SOURCE INFORMATION.
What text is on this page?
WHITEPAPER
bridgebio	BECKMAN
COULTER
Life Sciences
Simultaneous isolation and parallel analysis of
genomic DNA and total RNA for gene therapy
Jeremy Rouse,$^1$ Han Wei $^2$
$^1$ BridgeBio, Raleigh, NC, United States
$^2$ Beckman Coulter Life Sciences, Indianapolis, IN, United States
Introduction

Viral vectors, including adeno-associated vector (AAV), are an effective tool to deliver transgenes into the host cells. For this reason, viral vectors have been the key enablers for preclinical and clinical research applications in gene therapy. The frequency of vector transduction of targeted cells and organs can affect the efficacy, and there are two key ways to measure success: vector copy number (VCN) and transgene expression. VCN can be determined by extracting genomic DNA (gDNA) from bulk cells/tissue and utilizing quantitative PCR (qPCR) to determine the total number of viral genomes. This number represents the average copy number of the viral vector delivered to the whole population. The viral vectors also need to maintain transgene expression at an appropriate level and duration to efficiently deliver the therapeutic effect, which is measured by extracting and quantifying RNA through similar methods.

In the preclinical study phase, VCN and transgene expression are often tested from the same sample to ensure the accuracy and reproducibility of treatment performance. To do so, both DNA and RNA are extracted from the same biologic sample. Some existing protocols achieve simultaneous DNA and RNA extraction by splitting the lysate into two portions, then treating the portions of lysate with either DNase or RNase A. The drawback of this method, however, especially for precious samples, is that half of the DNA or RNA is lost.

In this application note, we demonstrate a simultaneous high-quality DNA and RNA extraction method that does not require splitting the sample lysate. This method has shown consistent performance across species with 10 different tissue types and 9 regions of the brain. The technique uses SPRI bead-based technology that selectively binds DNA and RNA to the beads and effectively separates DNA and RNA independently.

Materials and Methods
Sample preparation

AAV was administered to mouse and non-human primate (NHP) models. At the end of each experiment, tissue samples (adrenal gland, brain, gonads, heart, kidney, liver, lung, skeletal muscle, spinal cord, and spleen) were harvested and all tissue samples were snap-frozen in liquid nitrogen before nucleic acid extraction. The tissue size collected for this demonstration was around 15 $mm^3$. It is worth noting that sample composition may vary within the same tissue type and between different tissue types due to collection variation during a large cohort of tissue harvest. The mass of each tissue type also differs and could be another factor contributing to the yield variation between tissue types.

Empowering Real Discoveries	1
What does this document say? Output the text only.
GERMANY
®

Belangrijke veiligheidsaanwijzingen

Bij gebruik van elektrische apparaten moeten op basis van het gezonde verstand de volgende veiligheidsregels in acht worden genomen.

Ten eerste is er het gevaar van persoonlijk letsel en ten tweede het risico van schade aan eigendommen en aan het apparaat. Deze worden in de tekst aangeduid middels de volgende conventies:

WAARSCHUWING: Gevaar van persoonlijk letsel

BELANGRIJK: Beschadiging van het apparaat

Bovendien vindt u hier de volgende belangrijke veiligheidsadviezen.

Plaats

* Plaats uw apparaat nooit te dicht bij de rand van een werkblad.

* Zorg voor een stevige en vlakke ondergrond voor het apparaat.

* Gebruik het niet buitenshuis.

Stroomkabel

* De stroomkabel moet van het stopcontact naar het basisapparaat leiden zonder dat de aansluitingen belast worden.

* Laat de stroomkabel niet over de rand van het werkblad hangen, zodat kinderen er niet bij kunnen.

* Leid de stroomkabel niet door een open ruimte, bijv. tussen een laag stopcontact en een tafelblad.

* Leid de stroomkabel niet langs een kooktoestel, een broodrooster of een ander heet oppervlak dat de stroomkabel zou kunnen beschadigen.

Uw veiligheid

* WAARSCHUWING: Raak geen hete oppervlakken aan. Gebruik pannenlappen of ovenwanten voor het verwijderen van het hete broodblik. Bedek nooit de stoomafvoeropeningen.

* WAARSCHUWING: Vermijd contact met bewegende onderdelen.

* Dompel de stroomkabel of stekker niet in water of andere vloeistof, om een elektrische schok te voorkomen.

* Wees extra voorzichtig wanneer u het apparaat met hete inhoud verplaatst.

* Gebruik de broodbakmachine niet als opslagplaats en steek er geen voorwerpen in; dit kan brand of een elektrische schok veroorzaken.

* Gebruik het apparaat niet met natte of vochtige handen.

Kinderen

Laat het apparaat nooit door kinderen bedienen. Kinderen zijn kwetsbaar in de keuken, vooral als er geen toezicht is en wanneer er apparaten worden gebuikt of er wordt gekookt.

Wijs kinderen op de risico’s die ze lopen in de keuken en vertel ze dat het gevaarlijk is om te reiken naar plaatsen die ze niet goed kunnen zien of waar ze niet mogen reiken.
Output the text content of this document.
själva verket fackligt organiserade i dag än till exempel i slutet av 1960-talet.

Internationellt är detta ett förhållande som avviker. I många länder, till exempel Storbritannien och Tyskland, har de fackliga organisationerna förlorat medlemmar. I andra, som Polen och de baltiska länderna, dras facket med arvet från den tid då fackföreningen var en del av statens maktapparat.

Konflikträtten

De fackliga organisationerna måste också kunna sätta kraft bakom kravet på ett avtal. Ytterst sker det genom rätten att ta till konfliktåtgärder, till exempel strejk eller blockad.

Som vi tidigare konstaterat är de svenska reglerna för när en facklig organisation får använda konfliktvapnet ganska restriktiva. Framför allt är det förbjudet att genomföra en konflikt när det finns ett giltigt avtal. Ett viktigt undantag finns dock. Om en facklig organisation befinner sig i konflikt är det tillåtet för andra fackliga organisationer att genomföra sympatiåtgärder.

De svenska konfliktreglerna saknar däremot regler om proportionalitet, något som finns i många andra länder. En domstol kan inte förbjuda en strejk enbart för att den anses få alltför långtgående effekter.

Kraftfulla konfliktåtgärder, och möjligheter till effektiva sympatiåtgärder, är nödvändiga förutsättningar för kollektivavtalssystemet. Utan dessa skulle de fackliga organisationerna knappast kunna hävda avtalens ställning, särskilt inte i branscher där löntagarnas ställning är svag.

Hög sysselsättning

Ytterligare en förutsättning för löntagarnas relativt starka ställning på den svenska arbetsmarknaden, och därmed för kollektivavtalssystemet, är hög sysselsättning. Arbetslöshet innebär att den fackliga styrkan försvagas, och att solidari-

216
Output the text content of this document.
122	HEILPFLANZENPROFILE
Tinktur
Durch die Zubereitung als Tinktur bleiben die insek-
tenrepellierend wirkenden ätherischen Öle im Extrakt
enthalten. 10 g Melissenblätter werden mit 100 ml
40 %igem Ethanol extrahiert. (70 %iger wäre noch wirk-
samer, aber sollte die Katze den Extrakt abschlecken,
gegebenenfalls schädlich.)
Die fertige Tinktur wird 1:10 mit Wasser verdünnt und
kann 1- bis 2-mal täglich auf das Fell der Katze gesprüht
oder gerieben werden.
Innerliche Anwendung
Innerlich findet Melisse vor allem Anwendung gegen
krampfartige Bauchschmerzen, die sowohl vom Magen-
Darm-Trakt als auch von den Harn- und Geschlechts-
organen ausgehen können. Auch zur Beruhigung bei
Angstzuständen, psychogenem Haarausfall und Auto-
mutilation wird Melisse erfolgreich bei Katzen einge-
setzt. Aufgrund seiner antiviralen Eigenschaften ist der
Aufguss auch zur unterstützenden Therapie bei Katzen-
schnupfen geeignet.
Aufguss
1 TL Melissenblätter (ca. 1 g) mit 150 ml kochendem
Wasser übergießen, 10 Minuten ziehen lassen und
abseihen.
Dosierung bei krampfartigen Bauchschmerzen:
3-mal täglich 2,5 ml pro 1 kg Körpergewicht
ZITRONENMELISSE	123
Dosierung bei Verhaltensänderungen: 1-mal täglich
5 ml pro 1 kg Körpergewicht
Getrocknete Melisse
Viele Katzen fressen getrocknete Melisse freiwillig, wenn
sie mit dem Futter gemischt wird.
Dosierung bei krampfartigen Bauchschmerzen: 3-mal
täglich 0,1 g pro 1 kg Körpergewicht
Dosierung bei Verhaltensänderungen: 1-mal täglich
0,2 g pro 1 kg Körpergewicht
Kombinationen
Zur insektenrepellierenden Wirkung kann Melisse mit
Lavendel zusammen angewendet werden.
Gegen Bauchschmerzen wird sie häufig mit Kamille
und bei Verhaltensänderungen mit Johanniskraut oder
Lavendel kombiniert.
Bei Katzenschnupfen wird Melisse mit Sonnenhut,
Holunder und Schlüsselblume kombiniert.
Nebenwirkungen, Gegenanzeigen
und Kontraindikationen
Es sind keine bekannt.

YOUR GOAL. Go through the entries above and count the lines holding the word "therapy"; write nothing but the number.

EXERCISE RESULT. 2